(Rows from a dataset)
- - -

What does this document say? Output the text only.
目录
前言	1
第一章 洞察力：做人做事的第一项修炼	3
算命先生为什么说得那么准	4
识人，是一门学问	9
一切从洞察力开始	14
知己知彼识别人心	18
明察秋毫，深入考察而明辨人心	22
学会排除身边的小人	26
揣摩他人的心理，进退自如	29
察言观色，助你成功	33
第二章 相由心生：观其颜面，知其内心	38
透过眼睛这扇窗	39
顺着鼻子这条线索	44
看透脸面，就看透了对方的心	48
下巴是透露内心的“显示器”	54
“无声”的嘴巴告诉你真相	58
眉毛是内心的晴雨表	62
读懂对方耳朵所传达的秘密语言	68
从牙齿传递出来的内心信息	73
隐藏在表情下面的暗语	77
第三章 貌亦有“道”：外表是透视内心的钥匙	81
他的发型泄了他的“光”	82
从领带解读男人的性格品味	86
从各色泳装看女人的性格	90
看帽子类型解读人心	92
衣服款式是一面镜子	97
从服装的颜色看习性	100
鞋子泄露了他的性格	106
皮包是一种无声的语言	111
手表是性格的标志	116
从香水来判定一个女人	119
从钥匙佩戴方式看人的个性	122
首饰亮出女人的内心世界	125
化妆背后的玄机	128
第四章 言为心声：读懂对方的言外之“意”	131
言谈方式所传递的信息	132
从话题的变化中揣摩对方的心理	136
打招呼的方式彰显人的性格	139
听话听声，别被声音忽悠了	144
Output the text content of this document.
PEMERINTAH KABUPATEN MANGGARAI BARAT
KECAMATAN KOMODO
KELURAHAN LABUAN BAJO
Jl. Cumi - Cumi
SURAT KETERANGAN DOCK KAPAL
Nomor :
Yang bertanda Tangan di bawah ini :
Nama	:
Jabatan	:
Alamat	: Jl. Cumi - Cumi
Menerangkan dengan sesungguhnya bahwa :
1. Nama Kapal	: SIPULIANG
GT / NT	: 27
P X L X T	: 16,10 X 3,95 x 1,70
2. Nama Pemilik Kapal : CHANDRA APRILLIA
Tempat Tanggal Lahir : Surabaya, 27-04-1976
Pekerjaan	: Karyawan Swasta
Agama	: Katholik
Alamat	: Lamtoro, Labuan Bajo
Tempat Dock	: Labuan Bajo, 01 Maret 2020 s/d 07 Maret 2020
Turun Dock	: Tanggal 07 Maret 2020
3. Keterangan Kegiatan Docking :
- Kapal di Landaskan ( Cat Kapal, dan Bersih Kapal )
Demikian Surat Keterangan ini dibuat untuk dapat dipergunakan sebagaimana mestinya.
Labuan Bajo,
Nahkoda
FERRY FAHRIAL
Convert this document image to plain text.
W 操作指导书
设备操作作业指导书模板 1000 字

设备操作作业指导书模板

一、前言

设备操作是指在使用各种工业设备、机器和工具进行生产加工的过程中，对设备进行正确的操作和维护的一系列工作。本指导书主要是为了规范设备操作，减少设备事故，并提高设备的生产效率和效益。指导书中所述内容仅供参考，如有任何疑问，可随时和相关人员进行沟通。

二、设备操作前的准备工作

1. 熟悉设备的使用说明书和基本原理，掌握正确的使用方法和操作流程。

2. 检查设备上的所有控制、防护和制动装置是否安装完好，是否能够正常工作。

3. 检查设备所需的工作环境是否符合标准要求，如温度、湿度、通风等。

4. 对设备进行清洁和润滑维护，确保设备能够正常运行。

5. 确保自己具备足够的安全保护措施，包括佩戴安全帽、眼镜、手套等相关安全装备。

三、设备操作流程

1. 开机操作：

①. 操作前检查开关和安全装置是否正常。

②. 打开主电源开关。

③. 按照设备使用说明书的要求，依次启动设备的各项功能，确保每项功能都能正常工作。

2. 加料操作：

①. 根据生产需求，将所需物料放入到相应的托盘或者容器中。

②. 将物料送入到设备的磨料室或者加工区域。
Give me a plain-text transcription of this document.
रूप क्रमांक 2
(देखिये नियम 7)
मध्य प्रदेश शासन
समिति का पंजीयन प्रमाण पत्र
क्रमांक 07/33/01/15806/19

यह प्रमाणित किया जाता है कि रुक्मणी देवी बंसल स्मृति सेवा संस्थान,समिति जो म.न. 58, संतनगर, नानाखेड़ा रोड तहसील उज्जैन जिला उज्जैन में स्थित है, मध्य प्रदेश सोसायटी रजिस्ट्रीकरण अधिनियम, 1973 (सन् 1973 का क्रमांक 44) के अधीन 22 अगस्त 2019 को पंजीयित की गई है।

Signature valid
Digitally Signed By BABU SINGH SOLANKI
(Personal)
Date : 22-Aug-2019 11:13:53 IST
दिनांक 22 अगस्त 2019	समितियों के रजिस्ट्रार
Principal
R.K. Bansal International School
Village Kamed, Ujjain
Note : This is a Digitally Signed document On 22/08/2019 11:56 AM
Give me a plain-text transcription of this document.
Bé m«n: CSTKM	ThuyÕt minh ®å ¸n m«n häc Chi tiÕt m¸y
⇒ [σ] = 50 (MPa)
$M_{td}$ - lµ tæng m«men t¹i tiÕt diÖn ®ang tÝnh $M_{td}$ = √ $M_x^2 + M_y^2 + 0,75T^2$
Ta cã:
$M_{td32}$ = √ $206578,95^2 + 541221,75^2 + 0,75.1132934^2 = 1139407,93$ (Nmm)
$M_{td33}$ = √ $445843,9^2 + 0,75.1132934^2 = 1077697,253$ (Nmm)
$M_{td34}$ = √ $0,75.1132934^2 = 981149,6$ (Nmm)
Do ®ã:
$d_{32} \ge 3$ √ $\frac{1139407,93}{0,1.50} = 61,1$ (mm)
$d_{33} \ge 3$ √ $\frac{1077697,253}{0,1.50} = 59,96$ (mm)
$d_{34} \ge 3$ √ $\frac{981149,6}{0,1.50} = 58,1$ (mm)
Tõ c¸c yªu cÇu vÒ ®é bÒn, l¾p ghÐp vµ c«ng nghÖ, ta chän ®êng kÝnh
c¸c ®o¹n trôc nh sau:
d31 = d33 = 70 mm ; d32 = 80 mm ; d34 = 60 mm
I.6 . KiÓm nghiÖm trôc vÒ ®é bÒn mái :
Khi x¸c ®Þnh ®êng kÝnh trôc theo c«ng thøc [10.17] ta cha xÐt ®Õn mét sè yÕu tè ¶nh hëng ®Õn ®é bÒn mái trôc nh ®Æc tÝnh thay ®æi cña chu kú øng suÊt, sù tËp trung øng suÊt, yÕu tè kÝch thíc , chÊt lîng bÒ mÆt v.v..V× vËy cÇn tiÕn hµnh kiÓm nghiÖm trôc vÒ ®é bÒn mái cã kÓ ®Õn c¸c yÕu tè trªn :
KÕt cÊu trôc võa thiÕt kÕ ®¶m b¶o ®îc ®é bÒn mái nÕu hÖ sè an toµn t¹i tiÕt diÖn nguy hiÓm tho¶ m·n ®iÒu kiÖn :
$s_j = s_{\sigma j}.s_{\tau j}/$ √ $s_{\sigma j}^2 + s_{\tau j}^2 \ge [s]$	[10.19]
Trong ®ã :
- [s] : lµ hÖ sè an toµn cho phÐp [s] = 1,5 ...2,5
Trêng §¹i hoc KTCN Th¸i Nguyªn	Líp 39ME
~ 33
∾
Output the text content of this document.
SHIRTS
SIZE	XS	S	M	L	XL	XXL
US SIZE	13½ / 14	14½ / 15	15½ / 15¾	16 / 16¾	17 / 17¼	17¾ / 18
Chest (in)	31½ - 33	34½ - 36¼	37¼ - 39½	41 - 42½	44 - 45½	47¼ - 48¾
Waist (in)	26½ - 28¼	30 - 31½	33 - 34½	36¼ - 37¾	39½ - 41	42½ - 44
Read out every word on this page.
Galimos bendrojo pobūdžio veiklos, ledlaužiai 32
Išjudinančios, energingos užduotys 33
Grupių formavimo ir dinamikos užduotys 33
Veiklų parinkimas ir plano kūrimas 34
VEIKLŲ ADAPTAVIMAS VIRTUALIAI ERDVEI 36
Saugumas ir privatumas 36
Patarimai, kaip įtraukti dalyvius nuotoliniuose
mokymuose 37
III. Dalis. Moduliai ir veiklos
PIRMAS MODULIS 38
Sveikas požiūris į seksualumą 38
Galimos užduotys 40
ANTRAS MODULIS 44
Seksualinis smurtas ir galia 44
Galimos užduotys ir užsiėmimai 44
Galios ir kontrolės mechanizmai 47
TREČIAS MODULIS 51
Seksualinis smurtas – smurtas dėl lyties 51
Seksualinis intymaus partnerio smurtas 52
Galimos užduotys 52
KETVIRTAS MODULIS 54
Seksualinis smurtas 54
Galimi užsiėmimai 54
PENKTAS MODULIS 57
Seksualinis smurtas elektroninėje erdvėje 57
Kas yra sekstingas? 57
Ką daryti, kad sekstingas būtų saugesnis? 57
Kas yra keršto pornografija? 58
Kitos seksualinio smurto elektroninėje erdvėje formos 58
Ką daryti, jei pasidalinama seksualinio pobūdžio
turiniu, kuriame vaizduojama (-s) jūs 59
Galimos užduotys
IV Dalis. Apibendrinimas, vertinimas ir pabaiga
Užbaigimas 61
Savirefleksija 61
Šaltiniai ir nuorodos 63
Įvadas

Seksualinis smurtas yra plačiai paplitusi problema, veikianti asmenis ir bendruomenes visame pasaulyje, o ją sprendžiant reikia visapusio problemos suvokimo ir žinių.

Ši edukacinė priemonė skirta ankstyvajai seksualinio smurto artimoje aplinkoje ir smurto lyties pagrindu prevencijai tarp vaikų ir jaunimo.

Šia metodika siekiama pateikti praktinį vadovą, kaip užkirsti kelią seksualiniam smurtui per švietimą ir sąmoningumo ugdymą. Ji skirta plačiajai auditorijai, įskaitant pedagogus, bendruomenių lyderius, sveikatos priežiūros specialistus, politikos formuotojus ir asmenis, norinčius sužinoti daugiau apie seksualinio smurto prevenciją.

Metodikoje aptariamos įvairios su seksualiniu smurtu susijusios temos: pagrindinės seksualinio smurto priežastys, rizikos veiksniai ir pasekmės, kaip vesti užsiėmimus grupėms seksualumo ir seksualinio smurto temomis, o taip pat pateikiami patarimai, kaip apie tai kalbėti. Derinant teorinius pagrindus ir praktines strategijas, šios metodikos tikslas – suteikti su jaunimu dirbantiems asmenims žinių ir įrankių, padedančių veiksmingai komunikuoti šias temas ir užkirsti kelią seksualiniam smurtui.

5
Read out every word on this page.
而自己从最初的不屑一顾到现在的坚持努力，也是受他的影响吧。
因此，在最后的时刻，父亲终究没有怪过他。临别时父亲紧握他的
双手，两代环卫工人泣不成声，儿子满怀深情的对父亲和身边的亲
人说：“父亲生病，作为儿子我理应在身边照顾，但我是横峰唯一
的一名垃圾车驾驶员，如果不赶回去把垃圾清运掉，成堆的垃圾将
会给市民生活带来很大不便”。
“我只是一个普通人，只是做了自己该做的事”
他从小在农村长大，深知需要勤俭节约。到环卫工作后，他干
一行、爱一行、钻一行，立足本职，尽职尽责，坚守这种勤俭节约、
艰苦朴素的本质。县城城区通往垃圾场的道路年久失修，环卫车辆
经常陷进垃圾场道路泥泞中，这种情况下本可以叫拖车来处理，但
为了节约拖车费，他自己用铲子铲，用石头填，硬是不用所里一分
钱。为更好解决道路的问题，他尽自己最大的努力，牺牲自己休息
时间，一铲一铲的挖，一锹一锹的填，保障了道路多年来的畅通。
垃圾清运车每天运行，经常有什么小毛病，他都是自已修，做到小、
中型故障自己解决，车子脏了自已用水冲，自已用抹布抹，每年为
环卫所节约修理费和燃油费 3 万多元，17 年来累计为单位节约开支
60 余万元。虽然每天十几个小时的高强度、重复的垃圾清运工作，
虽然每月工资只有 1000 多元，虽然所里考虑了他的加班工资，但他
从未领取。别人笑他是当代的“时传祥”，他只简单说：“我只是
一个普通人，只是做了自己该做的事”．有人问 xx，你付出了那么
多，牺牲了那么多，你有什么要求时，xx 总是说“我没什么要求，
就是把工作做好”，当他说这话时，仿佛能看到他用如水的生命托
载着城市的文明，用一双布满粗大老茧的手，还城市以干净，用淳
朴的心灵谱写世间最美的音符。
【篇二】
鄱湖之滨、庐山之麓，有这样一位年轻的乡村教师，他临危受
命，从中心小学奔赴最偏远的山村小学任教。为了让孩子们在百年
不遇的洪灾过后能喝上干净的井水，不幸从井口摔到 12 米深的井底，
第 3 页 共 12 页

- - -

GIVEN INSTRUCTION - Look above for lines with the word "žinių" and copy them all.

SOLVED EXERCISE -
Seksualinis smurtas yra plačiai paplitusi problema, veikianti asmenis ir bendruomenes visame pasaulyje, o ją sprendžiant reikia visapusio problemos suvokimo ir žinių.
Metodikoje aptariamos įvairios su seksualiniu smurtu susijusios temos: pagrindinės seksualinio smurto priežastys, rizikos veiksniai ir pasekmės, kaip vesti užsiėmimus grupėms seksualumo ir seksualinio smurto temomis, o taip pat pateikiami patarimai, kaip apie tai kalbėti. Derinant teorinius pagrindus ir praktines strategijas, šios metodikos tikslas – suteikti su jaunimu dirbantiems asmenims žinių ir įrankių, padedančių veiksmingai komunikuoti šias temas ir užkirsti kelią seksualiniam smurtui.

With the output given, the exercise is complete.